- [Your task]: Find every line in the records below that holds the word "this" and copy it.

- [Supplied material]:
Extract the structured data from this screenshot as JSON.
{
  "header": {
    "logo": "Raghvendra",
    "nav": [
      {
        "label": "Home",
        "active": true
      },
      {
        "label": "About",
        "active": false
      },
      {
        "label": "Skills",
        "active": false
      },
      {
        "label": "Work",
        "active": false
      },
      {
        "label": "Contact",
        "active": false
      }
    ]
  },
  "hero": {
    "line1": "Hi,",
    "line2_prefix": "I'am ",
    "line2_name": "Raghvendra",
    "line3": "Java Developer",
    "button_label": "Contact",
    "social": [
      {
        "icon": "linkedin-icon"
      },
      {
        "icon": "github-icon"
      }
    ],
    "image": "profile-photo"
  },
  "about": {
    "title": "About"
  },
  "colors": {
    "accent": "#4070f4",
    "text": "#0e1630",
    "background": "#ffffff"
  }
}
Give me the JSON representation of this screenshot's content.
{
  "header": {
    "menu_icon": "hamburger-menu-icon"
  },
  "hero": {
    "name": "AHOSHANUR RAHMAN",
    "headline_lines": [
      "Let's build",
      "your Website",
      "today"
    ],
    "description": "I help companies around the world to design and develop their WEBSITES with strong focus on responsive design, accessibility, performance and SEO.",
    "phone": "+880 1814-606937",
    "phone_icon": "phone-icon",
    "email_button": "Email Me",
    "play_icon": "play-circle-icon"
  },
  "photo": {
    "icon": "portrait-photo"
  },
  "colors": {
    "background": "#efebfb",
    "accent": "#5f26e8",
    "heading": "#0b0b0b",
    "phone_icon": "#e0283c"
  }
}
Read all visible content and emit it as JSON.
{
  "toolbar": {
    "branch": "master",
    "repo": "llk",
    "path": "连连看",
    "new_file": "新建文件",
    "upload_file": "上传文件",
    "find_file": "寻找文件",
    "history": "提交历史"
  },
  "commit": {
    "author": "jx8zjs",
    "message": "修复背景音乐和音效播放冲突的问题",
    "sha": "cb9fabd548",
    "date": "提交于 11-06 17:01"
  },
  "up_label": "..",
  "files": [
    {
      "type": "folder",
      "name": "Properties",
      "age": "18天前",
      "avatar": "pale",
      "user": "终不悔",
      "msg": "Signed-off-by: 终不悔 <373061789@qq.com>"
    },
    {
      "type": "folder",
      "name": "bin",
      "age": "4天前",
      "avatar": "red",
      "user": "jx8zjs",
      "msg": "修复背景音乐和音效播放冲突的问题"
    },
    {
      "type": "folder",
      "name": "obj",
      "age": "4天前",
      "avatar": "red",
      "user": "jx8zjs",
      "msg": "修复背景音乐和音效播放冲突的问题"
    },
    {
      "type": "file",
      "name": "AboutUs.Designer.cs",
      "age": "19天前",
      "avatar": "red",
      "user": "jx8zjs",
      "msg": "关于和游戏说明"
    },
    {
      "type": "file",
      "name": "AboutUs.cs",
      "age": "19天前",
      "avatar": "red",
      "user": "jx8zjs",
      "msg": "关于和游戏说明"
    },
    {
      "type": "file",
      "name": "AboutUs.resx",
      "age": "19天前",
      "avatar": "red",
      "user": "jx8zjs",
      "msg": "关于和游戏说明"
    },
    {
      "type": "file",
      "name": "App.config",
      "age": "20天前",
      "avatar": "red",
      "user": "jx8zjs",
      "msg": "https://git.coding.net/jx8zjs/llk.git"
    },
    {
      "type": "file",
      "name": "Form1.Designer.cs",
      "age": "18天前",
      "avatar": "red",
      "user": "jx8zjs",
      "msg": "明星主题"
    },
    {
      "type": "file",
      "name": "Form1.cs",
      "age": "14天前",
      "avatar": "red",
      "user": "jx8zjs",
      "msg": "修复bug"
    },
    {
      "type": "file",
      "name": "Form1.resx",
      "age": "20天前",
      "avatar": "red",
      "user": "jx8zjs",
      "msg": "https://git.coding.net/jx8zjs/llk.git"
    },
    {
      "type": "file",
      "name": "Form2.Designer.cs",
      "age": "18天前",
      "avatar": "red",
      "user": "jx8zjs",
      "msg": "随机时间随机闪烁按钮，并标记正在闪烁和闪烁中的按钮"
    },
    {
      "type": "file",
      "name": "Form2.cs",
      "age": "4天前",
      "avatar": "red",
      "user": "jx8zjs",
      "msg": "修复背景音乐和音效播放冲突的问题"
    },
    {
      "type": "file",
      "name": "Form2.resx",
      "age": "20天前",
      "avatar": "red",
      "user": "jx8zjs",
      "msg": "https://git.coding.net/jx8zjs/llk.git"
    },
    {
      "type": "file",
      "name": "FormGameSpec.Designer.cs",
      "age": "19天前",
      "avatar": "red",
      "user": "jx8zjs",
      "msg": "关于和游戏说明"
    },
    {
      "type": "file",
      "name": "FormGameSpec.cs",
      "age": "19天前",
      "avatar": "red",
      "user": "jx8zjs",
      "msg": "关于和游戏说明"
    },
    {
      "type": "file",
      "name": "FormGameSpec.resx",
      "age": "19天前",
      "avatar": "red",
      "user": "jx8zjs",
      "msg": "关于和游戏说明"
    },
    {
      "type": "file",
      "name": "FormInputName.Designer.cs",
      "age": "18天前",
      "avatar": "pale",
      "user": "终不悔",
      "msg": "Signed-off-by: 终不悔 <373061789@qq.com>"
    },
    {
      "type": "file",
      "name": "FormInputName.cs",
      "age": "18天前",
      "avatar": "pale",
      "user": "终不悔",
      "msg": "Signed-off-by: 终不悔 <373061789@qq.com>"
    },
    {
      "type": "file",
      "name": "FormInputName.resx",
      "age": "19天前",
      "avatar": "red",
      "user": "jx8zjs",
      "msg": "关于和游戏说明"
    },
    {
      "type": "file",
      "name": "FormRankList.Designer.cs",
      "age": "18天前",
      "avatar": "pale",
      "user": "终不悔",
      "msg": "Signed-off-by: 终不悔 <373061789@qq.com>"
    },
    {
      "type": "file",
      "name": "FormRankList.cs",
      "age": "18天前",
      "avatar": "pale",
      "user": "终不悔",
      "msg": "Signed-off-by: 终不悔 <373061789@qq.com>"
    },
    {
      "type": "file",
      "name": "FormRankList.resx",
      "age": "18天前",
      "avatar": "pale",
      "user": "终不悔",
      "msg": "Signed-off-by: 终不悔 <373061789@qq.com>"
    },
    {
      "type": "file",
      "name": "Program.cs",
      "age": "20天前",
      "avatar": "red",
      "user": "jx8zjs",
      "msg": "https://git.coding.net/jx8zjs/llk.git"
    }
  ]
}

- [Problem solution]:
Extract the structured data from this screenshot as JSON.
Give me the JSON representation of this screenshot's content.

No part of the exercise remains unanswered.